● **PROBLEM DESCRIPTION**
Please rewrite everything in the material from the line containing "precincts-notice-box: 2521 precincts" down to the line containing "outer-gutter-left (0, 0, 37, 942)", both included, as a Markdown table. Use the columns Row and Entry, number each row, and leave out any blank lines.
-- start PROVIDED MATERIAL --
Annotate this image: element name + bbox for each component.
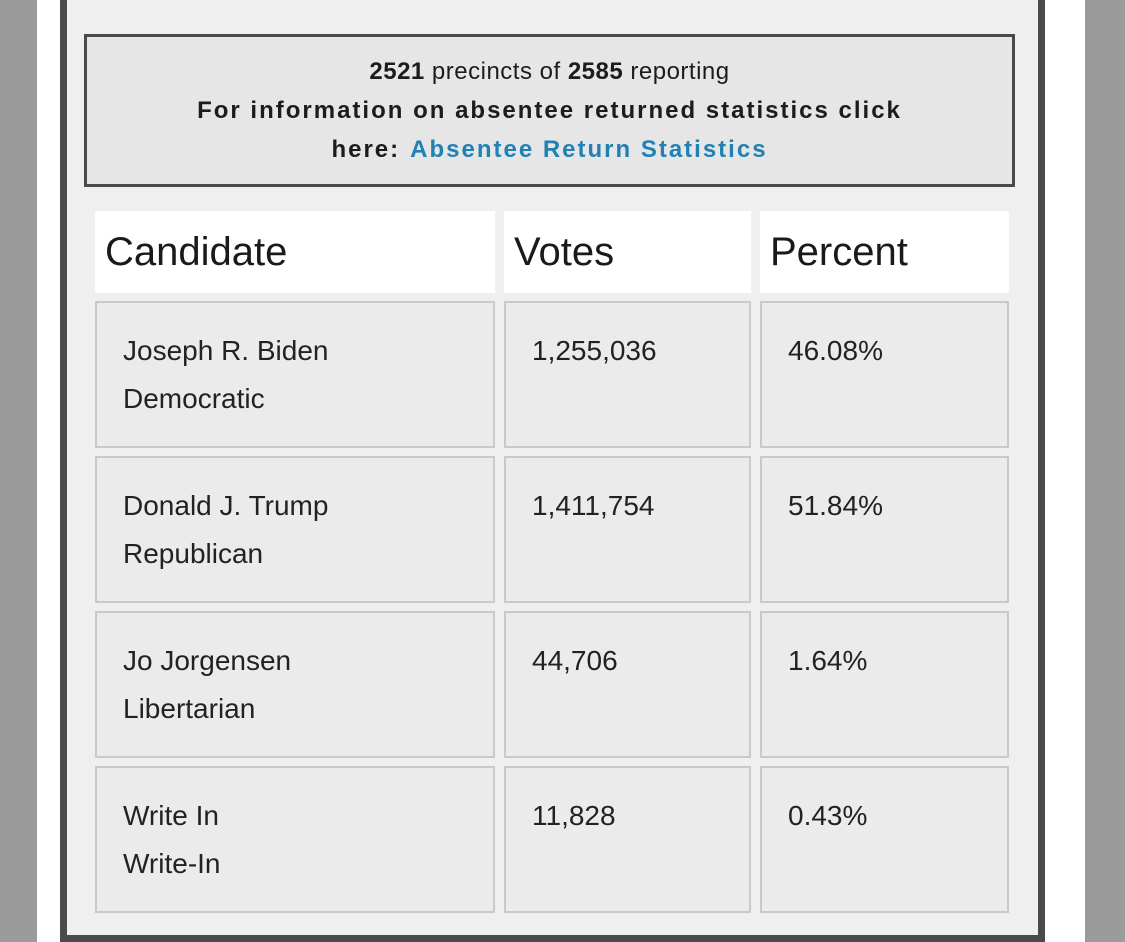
precincts-notice-box: 2521 precincts of 2585 reporting For inf… (84, 34, 1015, 187)
votes-cell: 44,706 (504, 611, 751, 758)
candidate-cell: Write In Write-In (95, 766, 495, 913)
inner-gutter-left (37, 0, 60, 942)
absentee-info-line2: here: Absentee Return Statistics (87, 130, 1012, 169)
votes-cell: 1,411,754 (504, 456, 751, 603)
candidate-party: Write-In (123, 848, 221, 879)
precincts-total-count: 2585 (567, 58, 624, 85)
percent-cell: 1.64% (760, 611, 1009, 758)
candidate-cell: Jo Jorgensen Libertarian (95, 611, 495, 758)
candidate-party: Libertarian (123, 693, 256, 724)
candidate-name: Donald J. Trump (123, 490, 329, 521)
outer-gutter-left (0, 0, 37, 942)
precincts-mid-text: precincts of (424, 58, 568, 85)
candidate-name: Jo Jorgensen (123, 645, 292, 676)
page-frame: 2521 precincts of 2585 reporting For inf… (60, 0, 1045, 942)
candidate-name: Write In (123, 800, 219, 831)
percent-cell: 51.84% (760, 456, 1009, 603)
votes-cell: 1,255,036 (504, 301, 751, 448)
absentee-return-statistics-link[interactable]: Absentee Return Statistics (410, 136, 768, 163)
absentee-info-prefix: here: (331, 136, 401, 163)
percent-cell: 0.43% (760, 766, 1009, 913)
inner-gutter-right (1045, 0, 1085, 942)
precincts-summary: 2521 precincts of 2585 reporting (87, 52, 1012, 91)
votes-cell: 11,828 (504, 766, 751, 913)
candidate-cell: Donald J. Trump Republican (95, 456, 495, 603)
percent-cell: 46.08% (760, 301, 1009, 448)
candidate-cell: Joseph R. Biden Democratic (95, 301, 495, 448)
candidate-party: Democratic (123, 383, 265, 414)
outer-gutter-right (1085, 0, 1125, 942)
results-table: Candidate Votes Percent Joseph R. Biden … (95, 211, 1009, 913)
candidate-name: Joseph R. Biden (123, 335, 329, 366)
precincts-reporting-count: 2521 (369, 58, 425, 85)
candidate-party: Republican (123, 538, 264, 569)
column-header-candidate: Candidate (95, 211, 495, 293)
column-header-votes: Votes (504, 211, 751, 293)
absentee-info-text: For information on absentee returned sta… (197, 97, 902, 124)
column-header-percent: Percent (760, 211, 1009, 293)
precincts-suffix-text: reporting (623, 58, 730, 85)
-- end PROVIDED MATERIAL --
● **FULL SOLUTION**
| Row | Entry |
|---|---|
| 1 | precincts-notice-box: 2521 precincts of 2585 reporting For inf… (84, 34, 1015, 187) |
| 2 | votes-cell: 44,706 (504, 611, 751, 758) |
| 3 | candidate-cell: Write In Write-In (95, 766, 495, 913) |
| 4 | inner-gutter-left (37, 0, 60, 942) |
| 5 | absentee-info-line2: here: Absentee Return Statistics (87, 130, 1012, 169) |
| 6 | votes-cell: 1,411,754 (504, 456, 751, 603) |
| 7 | candidate-party: Write-In (123, 848, 221, 879) |
| 8 | precincts-total-count: 2585 (567, 58, 624, 85) |
| 9 | percent-cell: 1.64% (760, 611, 1009, 758) |
| 10 | candidate-cell: Jo Jorgensen Libertarian (95, 611, 495, 758) |
| 11 | candidate-party: Libertarian (123, 693, 256, 724) |
| 12 | candidate-name: Donald J. Trump (123, 490, 329, 521) |
| 13 | outer-gutter-left (0, 0, 37, 942) |